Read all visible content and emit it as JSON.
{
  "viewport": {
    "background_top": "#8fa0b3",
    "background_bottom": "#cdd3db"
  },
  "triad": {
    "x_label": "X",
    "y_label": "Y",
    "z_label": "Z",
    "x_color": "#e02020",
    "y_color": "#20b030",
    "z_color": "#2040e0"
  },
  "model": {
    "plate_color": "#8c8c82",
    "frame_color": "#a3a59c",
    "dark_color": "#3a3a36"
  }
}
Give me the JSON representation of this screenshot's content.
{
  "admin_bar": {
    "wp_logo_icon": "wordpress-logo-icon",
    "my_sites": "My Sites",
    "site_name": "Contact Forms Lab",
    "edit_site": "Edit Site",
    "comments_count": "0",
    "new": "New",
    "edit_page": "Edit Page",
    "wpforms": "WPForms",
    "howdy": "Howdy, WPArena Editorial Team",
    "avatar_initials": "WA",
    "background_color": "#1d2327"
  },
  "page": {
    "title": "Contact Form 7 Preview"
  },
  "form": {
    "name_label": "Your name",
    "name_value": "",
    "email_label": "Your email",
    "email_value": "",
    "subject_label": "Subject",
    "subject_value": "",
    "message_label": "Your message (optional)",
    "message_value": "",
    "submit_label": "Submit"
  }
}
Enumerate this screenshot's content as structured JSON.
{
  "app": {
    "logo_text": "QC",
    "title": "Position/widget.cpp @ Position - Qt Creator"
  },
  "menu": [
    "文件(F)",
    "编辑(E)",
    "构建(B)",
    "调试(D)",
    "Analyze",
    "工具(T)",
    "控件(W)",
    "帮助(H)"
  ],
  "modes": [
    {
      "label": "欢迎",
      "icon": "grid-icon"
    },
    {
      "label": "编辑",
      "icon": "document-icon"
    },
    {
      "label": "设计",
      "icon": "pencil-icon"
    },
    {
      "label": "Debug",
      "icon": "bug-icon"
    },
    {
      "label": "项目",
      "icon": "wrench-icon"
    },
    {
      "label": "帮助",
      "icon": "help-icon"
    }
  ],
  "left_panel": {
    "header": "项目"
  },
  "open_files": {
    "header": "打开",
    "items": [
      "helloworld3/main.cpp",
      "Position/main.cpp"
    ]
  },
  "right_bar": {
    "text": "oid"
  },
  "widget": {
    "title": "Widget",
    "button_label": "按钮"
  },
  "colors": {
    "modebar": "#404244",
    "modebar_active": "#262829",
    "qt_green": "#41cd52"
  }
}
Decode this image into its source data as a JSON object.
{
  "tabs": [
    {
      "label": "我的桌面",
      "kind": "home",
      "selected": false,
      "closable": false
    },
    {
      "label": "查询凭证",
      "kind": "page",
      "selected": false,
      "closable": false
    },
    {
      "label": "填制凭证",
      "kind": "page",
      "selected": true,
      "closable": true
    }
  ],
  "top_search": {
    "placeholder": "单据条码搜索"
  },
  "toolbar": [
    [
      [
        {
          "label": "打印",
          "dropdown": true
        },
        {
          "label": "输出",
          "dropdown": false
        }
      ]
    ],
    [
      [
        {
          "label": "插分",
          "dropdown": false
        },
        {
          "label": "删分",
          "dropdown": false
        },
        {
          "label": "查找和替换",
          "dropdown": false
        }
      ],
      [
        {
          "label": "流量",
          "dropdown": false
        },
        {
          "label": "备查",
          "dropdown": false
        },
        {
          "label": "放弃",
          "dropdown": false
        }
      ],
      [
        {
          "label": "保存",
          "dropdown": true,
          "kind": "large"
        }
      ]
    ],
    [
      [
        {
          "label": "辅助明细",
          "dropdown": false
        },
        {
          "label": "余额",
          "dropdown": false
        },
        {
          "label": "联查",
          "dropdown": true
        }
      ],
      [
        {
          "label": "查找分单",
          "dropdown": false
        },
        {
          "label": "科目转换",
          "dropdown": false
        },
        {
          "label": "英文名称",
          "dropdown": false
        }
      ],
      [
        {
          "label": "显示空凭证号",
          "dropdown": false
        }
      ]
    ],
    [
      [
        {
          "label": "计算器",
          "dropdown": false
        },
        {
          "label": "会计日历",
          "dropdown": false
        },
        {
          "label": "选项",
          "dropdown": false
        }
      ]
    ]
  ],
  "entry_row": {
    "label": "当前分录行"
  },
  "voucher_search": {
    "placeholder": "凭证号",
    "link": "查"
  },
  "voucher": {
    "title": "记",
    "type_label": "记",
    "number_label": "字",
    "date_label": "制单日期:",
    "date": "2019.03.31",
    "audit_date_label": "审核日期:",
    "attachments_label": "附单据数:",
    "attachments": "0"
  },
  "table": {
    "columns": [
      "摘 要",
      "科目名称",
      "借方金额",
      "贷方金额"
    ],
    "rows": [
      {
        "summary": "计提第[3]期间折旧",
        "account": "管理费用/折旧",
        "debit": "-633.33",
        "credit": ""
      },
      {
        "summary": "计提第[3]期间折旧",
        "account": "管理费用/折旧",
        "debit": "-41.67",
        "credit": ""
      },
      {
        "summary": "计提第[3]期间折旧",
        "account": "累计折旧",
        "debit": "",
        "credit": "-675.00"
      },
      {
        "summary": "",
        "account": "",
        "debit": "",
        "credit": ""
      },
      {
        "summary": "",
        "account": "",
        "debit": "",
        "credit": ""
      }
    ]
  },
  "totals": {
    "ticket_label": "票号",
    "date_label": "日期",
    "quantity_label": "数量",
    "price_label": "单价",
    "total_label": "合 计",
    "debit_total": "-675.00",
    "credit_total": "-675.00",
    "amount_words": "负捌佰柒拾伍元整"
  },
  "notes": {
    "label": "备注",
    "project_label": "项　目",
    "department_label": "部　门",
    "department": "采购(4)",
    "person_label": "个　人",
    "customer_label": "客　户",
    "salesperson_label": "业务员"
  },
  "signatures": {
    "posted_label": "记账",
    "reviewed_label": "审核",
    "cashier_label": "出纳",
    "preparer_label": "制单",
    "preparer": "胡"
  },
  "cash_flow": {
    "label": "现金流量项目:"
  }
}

Required task — Reproduce each entry exactly, leaving out nothing.

Task solution —
Read all visible content and emit it as JSON.
{
  "viewport": {
    "background_top": "#8fa0b3",
    "background_bottom": "#cdd3db"
  },
  "triad": {
    "x_label": "X",
    "y_label": "Y",
    "z_label": "Z",
    "x_color": "#e02020",
    "y_color": "#20b030",
    "z_color": "#2040e0"
  },
  "model": {
    "plate_color": "#8c8c82",
    "frame_color": "#a3a59c",
    "dark_color": "#3a3a36"
  }
}
Give me the JSON representation of this screenshot's content.
{
  "admin_bar": {
    "wp_logo_icon": "wordpress-logo-icon",
    "my_sites": "My Sites",
    "site_name": "Contact Forms Lab",
    "edit_site": "Edit Site",
    "comments_count": "0",
    "new": "New",
    "edit_page": "Edit Page",
    "wpforms": "WPForms",
    "howdy": "Howdy, WPArena Editorial Team",
    "avatar_initials": "WA",
    "background_color": "#1d2327"
  },
  "page": {
    "title": "Contact Form 7 Preview"
  },
  "form": {
    "name_label": "Your name",
    "name_value": "",
    "email_label": "Your email",
    "email_value": "",
    "subject_label": "Subject",
    "subject_value": "",
    "message_label": "Your message (optional)",
    "message_value": "",
    "submit_label": "Submit"
  }
}
Enumerate this screenshot's content as structured JSON.
{
  "app": {
    "logo_text": "QC",
    "title": "Position/widget.cpp @ Position - Qt Creator"
  },
  "menu": [
    "文件(F)",
    "编辑(E)",
    "构建(B)",
    "调试(D)",
    "Analyze",
    "工具(T)",
    "控件(W)",
    "帮助(H)"
  ],
  "modes": [
    {
      "label": "欢迎",
      "icon": "grid-icon"
    },
    {
      "label": "编辑",
      "icon": "document-icon"
    },
    {
      "label": "设计",
      "icon": "pencil-icon"
    },
    {
      "label": "Debug",
      "icon": "bug-icon"
    },
    {
      "label": "项目",
      "icon": "wrench-icon"
    },
    {
      "label": "帮助",
      "icon": "help-icon"
    }
  ],
  "left_panel": {
    "header": "项目"
  },
  "open_files": {
    "header": "打开",
    "items": [
      "helloworld3/main.cpp",
      "Position/main.cpp"
    ]
  },
  "right_bar": {
    "text": "oid"
  },
  "widget": {
    "title": "Widget",
    "button_label": "按钮"
  },
  "colors": {
    "modebar": "#404244",
    "modebar_active": "#262829",
    "qt_green": "#41cd52"
  }
}
Decode this image into its source data as a JSON object.
{
  "tabs": [
    {
      "label": "我的桌面",
      "kind": "home",
      "selected": false,
      "closable": false
    },
    {
      "label": "查询凭证",
      "kind": "page",
      "selected": false,
      "closable": false
    },
    {
      "label": "填制凭证",
      "kind": "page",
      "selected": true,
      "closable": true
    }
  ],
  "top_search": {
    "placeholder": "单据条码搜索"
  },
  "toolbar": [
    [
      [
        {
          "label": "打印",
          "dropdown": true
        },
        {
          "label": "输出",
          "dropdown": false
        }
      ]
    ],
    [
      [
        {
          "label": "插分",
          "dropdown": false
        },
        {
          "label": "删分",
          "dropdown": false
        },
        {
          "label": "查找和替换",
          "dropdown": false
        }
      ],
      [
        {
          "label": "流量",
          "dropdown": false
        },
        {
          "label": "备查",
          "dropdown": false
        },
        {
          "label": "放弃",
          "dropdown": false
        }
      ],
      [
        {
          "label": "保存",
          "dropdown": true,
          "kind": "large"
        }
      ]
    ],
    [
      [
        {
          "label": "辅助明细",
          "dropdown": false
        },
        {
          "label": "余额",
          "dropdown": false
        },
        {
          "label": "联查",
          "dropdown": true
        }
      ],
      [
        {
          "label": "查找分单",
          "dropdown": false
        },
        {
          "label": "科目转换",
          "dropdown": false
        },
        {
          "label": "英文名称",
          "dropdown": false
        }
      ],
      [
        {
          "label": "显示空凭证号",
          "dropdown": false
        }
      ]
    ],
    [
      [
        {
          "label": "计算器",
          "dropdown": false
        },
        {
          "label": "会计日历",
          "dropdown": false
        },
        {
          "label": "选项",
          "dropdown": false
        }
      ]
    ]
  ],
  "entry_row": {
    "label": "当前分录行"
  },
  "voucher_search": {
    "placeholder": "凭证号",
    "link": "查"
  },
  "voucher": {
    "title": "记",
    "type_label": "记",
    "number_label": "字",
    "date_label": "制单日期:",
    "date": "2019.03.31",
    "audit_date_label": "审核日期:",
    "attachments_label": "附单据数:",
    "attachments": "0"
  },
  "table": {
    "columns": [
      "摘 要",
      "科目名称",
      "借方金额",
      "贷方金额"
    ],
    "rows": [
      {
        "summary": "计提第[3]期间折旧",
        "account": "管理费用/折旧",
        "debit": "-633.33",
        "credit": ""
      },
      {
        "summary": "计提第[3]期间折旧",
        "account": "管理费用/折旧",
        "debit": "-41.67",
        "credit": ""
      },
      {
        "summary": "计提第[3]期间折旧",
        "account": "累计折旧",
        "debit": "",
        "credit": "-675.00"
      },
      {
        "summary": "",
        "account": "",
        "debit": "",
        "credit": ""
      },
      {
        "summary": "",
        "account": "",
        "debit": "",
        "credit": ""
      }
    ]
  },
  "totals": {
    "ticket_label": "票号",
    "date_label": "日期",
    "quantity_label": "数量",
    "price_label": "单价",
    "total_label": "合 计",
    "debit_total": "-675.00",
    "credit_total": "-675.00",
    "amount_words": "负捌佰柒拾伍元整"
  },
  "notes": {
    "label": "备注",
    "project_label": "项　目",
    "department_label": "部　门",
    "department": "采购(4)",
    "person_label": "个　人",
    "customer_label": "客　户",
    "salesperson_label": "业务员"
  },
  "signatures": {
    "posted_label": "记账",
    "reviewed_label": "审核",
    "cashier_label": "出纳",
    "preparer_label": "制单",
    "preparer": "胡"
  },
  "cash_flow": {
    "label": "现金流量项目:"
  }
}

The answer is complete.